Passage »

══════

Once a machine learning model has been trained, it is often much faster to run than a full simulation. This is the motivation for a technique called model emulation. The idea is to build a fast statistical model which closely approximates a far more expensive simulation. Emulators are already being applied to problems such as climate sensitivity. An area of current interest is using the same tools to speed up some components of the weather model.
There are some aspects of weather prediction which require a full physical simulation; this is what lets you predict unseen events with confidence. Other places this is not possible or even justified, and a statistical approximation may be the best you can do. This second case is where emulation can be useful in operational forecasting.
Beyond emulators, there is broader potential for hybrid models with both learned and simulated components. Such models would combine data-driven and physically-driven approaches. For example, it may be possible to adapt statistical components of the model to the local terrain, based on previous observations.
An area where machine learning has made dramatic progress is feature detection. You can see examples of this in apps which not only detect your face, but add glasses and a moustache in real-time.
There is currently a lot of interest in applying similar methods to hazard detection, especially to storm tracking. Trained experts are able to recognise storms and trace their paths from weather imagery; in principle there is no reason an algorithm could not learn to do the same.
Another application could address the challenges posed by data volume and complexity when dealing with data from physical simulations. The fields output by such models are highly multidimensional; making sense of them is a complex task, requiring many “screens” of information. An algorithm which could summarise the salient features and bring them to the forecaster’s attention would help streamline this task.
Exploring combinations of machine learning and numerical simulation is an area of great interest and promise for the Met Office. Not only does it offer an advance in scientific capability, but the challenges arising from the attempt could drive new research in the field of machine learning.

══════

Dataset »
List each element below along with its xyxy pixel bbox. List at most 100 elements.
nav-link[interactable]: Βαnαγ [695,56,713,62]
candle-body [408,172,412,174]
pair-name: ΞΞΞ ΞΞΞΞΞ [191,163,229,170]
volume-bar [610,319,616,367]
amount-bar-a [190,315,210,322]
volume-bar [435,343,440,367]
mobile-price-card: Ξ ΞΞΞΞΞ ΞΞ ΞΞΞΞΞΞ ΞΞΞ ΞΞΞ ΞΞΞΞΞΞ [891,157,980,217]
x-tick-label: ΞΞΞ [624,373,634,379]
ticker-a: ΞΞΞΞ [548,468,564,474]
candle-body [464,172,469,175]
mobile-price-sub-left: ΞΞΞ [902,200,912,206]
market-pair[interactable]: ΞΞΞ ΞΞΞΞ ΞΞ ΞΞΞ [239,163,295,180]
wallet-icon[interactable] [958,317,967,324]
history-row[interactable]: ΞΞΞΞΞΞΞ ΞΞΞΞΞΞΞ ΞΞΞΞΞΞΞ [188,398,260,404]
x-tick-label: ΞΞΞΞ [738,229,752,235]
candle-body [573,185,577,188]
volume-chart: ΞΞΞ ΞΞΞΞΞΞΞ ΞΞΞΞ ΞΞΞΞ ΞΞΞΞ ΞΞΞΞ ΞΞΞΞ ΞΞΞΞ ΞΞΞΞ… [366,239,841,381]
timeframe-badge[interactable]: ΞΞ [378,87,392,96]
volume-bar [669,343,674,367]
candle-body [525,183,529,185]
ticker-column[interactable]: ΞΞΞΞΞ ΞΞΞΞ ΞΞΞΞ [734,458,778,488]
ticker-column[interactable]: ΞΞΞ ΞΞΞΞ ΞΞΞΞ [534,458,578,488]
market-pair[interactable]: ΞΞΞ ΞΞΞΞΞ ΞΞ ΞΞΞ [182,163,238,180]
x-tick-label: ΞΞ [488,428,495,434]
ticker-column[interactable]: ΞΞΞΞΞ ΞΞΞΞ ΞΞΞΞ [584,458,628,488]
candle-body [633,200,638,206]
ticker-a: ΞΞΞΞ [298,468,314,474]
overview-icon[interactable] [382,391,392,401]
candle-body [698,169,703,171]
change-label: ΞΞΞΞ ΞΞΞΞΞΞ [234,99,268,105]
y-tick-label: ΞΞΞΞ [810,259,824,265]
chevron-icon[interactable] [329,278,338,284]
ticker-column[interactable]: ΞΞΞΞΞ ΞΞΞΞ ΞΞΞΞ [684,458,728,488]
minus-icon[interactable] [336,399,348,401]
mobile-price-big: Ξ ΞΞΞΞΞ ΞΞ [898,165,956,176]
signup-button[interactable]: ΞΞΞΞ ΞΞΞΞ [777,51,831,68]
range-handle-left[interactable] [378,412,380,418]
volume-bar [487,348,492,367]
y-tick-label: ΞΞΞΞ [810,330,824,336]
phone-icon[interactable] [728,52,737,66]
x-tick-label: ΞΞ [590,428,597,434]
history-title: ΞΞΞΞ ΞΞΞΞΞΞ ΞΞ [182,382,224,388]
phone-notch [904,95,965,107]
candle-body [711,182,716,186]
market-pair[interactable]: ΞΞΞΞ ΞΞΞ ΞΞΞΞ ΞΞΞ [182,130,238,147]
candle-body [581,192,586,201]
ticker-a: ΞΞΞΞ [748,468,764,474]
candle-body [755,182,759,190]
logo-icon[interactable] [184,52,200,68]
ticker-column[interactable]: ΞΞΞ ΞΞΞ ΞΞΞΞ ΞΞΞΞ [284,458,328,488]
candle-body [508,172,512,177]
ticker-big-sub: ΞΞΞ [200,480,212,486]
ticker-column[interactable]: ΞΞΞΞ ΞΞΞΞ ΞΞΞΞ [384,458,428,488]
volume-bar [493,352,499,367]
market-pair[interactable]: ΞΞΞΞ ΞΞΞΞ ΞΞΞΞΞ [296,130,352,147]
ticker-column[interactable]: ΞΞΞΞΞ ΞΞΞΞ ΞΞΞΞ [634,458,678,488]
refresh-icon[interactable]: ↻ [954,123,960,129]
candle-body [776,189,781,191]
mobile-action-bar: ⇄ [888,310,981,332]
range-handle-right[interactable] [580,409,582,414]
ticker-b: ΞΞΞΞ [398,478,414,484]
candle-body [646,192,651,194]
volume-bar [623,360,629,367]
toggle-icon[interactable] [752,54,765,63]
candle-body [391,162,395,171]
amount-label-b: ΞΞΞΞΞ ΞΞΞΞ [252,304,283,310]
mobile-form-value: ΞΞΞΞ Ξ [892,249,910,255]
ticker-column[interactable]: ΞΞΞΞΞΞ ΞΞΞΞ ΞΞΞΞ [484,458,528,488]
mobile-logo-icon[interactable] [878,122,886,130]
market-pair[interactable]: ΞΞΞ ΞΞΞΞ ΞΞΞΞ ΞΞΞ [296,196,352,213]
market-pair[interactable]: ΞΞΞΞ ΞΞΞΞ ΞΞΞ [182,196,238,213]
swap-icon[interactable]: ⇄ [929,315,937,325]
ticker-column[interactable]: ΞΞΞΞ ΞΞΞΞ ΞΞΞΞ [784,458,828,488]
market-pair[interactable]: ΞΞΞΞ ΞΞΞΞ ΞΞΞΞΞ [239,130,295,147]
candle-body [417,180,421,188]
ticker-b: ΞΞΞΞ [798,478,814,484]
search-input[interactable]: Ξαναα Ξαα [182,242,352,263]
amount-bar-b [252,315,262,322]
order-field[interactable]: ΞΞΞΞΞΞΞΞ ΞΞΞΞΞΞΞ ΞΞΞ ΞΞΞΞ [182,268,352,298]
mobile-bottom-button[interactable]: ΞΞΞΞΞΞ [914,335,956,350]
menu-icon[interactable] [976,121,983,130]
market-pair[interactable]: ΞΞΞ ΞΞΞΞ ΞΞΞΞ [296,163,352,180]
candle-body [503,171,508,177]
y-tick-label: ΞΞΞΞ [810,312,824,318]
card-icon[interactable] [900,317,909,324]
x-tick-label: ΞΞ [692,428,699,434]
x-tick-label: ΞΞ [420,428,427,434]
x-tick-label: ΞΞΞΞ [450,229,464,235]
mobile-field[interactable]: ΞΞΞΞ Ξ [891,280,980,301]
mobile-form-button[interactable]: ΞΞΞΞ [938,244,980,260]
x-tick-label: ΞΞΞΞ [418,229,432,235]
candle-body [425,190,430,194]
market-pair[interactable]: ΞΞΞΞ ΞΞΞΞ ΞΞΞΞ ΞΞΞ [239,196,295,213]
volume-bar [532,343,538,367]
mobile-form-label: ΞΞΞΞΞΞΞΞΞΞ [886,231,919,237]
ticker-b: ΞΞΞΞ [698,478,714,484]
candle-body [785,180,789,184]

══════

Direction 1 »
Do these statements agree with the weather-forecasting passage? (a) Emulators are already being applied to climate sensitivity. (b) A trained machine learning model is typically slower to run than a full simulation. (c) Storm tracking is a particular focus of interest in hazard detection. For each, answer yes or no and quote the deciding words of the passage.
Direction 2 »
Which sentences in the weather-forecasting passage contain the word "area"? List every one in full.
Direction 3 »
Copy the text of the weather-forecasting passage that lies between "Beyond emulators, there" and "moustache in real-time.", inclusive.

Exercise answer 1 »
(a) Yes: "Emulators are already being applied to problems such as climate sensitivity."
(b) No: "it is often much faster to run than a full simulation."
(c) Yes: "There is currently a lot of interest in applying similar methods to hazard detection, especially to storm tracking."

Exercise answer 2 »
1. An area of current interest is using the same tools to speed up some components of the weather model.
2. An area where machine learning has made dramatic progress is feature detection.
3. Exploring combinations of machine learning and numerical simulation is an area of great interest and promise for the Met Office.

Exercise answer 3 »
Beyond emulators, there is broader potential for hybrid models with both learned and simulated components. Such models would combine data-driven and physically-driven approaches. For example, it may be possible to adapt statistical components of the model to the local terrain, based on previous observations.
An area where machine learning has made dramatic progress is feature detection. You can see examples of this in apps which not only detect your face, but add glasses and a moustache in real-time.